### Supplied information
★ ★ ★ ★
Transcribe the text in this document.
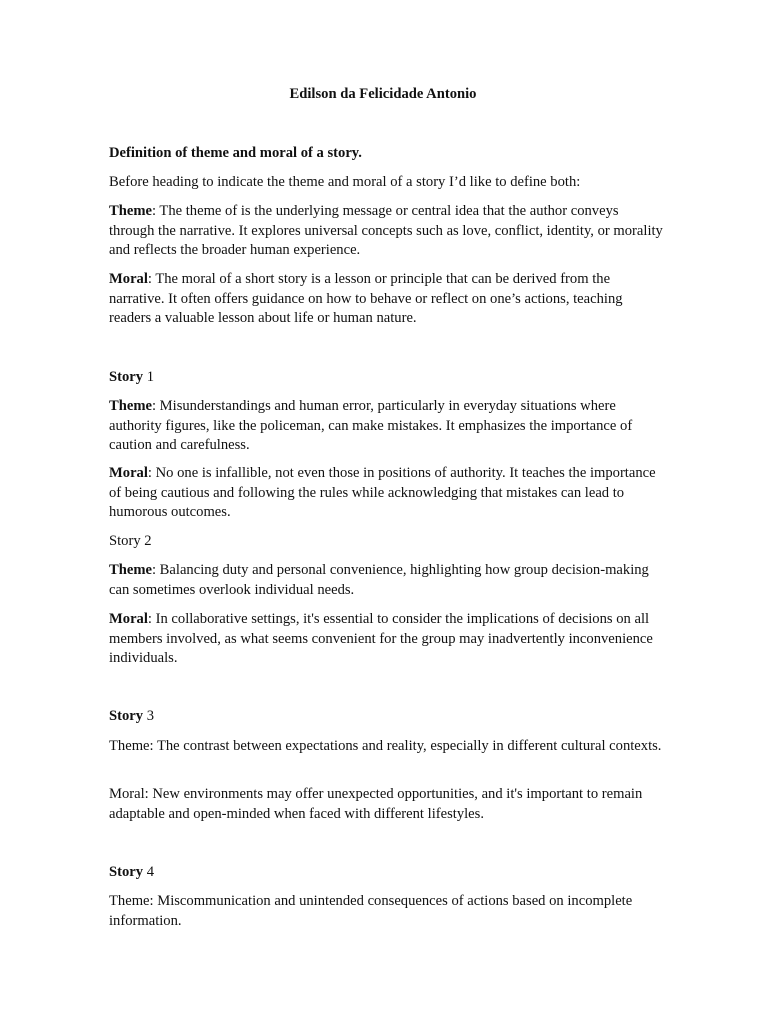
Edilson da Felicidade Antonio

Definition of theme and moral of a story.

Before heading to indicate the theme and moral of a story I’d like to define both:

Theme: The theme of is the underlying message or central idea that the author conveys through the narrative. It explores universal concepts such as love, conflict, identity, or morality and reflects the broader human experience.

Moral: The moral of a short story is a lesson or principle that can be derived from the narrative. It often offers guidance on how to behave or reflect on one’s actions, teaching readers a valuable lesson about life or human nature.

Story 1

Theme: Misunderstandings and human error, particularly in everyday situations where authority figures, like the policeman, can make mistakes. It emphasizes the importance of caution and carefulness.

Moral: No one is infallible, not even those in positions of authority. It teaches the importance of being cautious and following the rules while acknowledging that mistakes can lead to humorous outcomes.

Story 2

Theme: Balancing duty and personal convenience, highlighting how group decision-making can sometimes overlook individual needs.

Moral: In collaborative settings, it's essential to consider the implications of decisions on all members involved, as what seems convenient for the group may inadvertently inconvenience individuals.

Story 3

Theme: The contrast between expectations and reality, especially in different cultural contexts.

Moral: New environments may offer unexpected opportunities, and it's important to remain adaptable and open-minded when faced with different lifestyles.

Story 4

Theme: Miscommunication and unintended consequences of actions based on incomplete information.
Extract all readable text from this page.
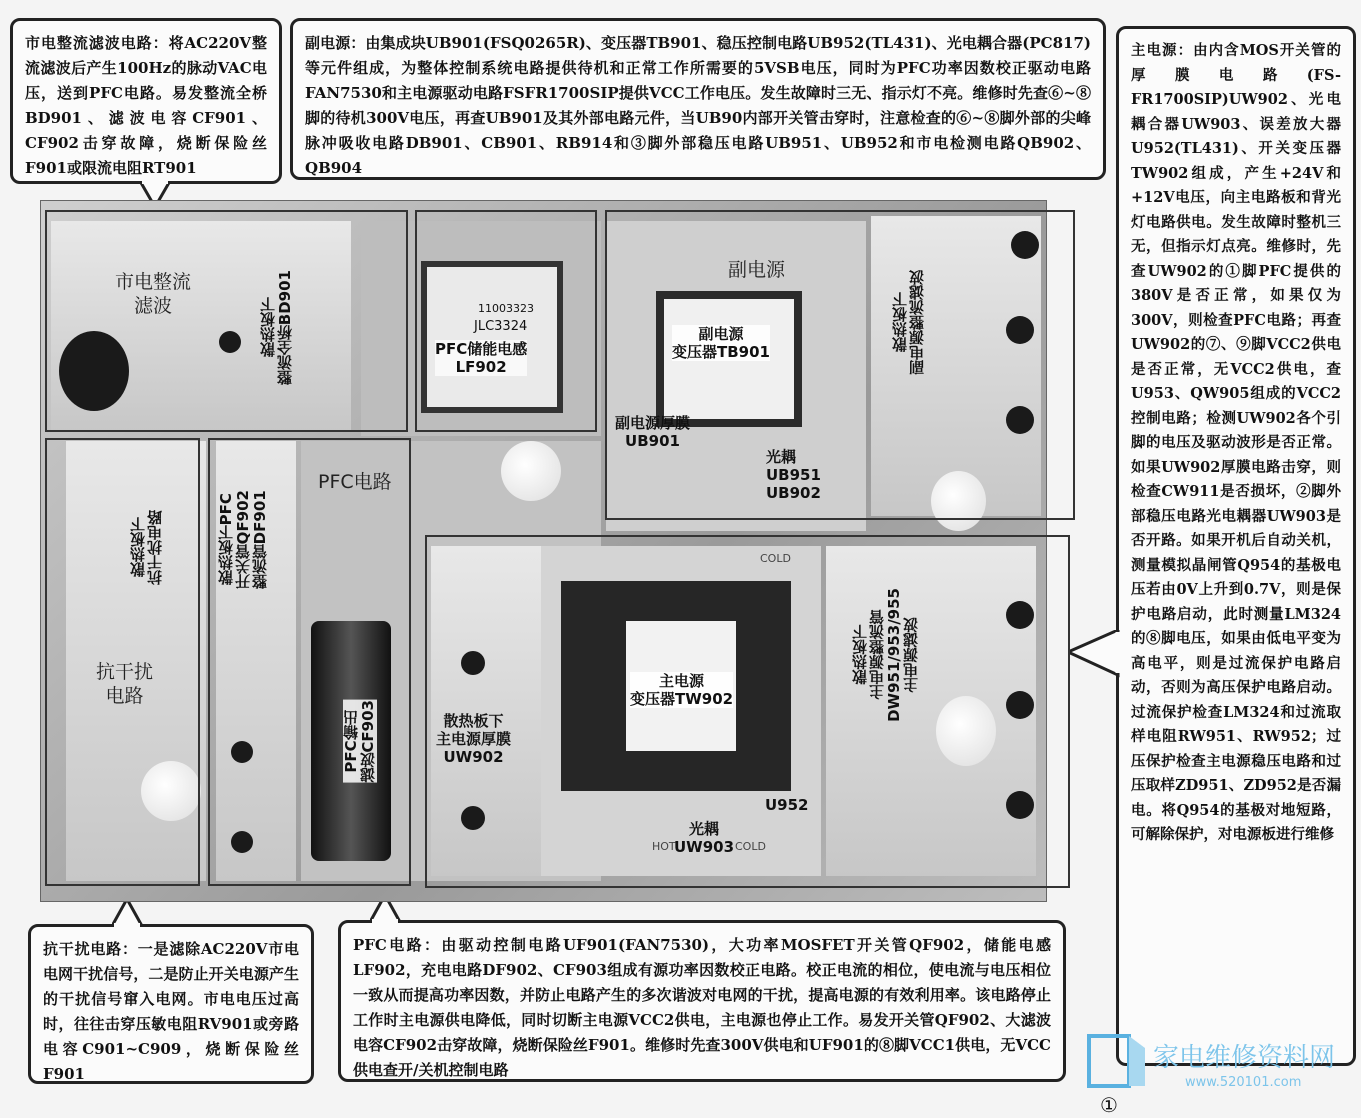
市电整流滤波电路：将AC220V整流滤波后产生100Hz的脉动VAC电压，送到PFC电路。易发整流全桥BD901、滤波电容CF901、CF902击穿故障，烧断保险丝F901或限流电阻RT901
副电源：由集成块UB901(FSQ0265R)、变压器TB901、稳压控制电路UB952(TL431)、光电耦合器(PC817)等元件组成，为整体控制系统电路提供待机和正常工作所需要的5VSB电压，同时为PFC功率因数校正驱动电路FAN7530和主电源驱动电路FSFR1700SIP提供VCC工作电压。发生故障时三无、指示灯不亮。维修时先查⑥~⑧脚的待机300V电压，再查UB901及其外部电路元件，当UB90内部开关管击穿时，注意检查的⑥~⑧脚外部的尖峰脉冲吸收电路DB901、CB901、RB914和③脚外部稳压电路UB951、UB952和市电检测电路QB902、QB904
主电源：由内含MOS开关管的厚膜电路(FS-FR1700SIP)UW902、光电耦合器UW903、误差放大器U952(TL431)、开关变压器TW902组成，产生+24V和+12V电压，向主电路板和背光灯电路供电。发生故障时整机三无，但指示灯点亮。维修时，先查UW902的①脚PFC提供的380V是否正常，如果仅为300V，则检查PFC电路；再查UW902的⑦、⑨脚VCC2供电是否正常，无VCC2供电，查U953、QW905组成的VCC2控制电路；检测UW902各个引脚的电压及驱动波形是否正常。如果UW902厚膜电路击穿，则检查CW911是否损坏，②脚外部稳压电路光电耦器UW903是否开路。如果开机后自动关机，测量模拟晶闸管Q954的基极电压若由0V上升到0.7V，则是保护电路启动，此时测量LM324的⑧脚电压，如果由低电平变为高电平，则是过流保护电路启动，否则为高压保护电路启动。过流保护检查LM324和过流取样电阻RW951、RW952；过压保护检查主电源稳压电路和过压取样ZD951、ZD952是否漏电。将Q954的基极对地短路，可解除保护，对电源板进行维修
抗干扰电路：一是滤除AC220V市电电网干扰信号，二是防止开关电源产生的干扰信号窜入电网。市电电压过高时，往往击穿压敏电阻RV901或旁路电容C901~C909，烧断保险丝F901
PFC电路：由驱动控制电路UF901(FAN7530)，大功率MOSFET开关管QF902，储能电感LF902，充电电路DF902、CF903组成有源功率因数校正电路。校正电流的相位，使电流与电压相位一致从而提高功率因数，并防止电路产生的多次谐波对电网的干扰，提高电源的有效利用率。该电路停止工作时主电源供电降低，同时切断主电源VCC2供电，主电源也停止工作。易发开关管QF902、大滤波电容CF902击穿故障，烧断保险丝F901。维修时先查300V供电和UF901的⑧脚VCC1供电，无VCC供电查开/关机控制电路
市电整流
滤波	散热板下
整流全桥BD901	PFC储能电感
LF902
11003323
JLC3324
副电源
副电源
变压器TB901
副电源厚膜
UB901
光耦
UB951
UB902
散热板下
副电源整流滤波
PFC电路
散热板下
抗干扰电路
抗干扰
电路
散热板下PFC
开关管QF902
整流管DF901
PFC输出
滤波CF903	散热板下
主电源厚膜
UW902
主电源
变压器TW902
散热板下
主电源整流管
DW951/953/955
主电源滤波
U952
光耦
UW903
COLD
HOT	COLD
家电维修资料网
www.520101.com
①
★ ★ ★ ★
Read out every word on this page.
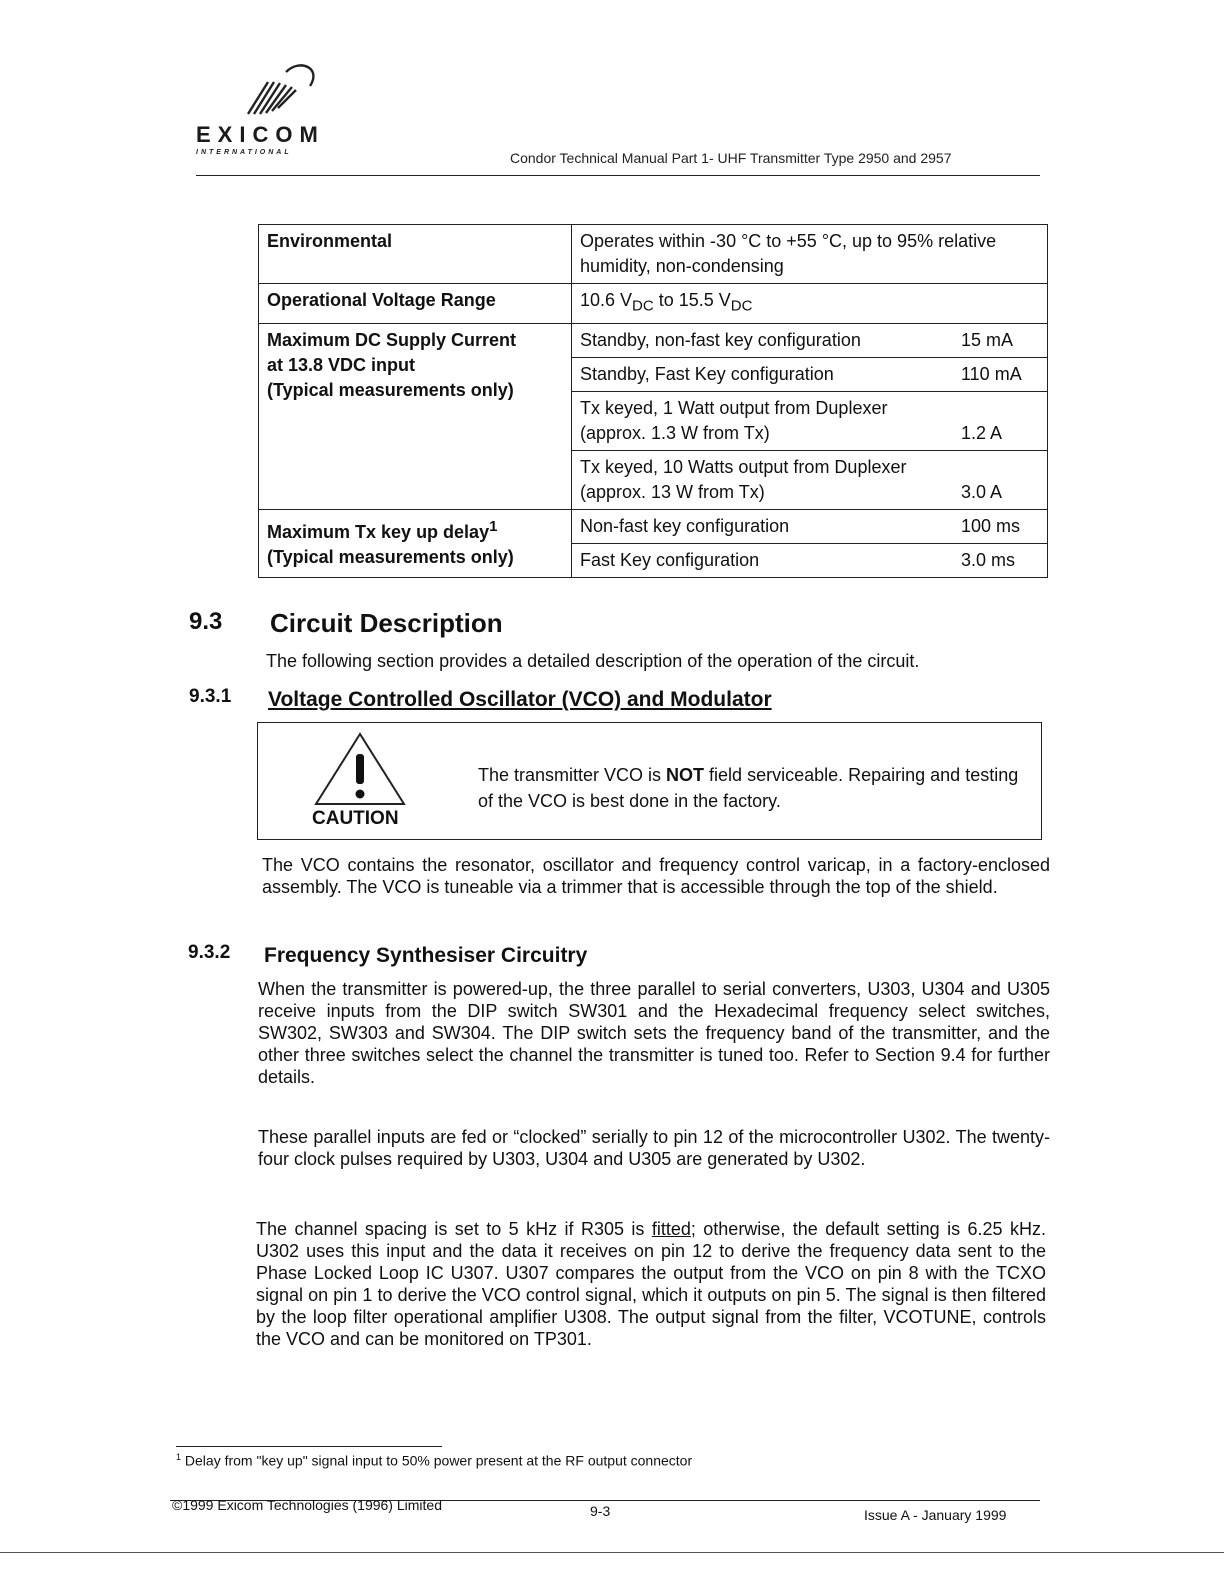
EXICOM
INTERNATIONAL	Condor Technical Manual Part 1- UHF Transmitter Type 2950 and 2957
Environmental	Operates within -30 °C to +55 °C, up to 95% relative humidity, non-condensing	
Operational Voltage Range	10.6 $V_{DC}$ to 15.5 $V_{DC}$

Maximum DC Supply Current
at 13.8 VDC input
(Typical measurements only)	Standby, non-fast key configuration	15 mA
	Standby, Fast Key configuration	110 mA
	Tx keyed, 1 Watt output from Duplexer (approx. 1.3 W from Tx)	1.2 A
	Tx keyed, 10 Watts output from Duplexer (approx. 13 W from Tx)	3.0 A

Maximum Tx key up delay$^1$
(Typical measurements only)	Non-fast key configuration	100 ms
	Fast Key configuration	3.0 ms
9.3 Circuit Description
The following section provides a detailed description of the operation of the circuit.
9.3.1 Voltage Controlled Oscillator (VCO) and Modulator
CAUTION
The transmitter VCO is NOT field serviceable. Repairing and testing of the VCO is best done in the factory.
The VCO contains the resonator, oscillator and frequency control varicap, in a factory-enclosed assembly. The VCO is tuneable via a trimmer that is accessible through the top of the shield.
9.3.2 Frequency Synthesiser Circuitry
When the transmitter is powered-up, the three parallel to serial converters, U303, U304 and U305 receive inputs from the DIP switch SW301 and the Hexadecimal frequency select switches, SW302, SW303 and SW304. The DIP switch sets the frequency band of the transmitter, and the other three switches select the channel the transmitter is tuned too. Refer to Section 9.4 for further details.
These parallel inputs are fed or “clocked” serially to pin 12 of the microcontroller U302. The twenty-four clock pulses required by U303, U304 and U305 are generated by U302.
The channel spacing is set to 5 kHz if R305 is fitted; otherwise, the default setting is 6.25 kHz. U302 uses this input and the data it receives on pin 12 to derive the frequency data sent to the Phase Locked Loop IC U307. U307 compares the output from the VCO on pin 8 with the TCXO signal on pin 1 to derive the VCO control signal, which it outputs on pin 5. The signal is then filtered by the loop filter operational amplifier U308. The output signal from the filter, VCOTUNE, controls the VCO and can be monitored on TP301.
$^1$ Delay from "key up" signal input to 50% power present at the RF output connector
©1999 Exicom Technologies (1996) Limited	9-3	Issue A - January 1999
★ ★ ★ ★
State the number of lines in the data that include the string "group", and add nothing else.

2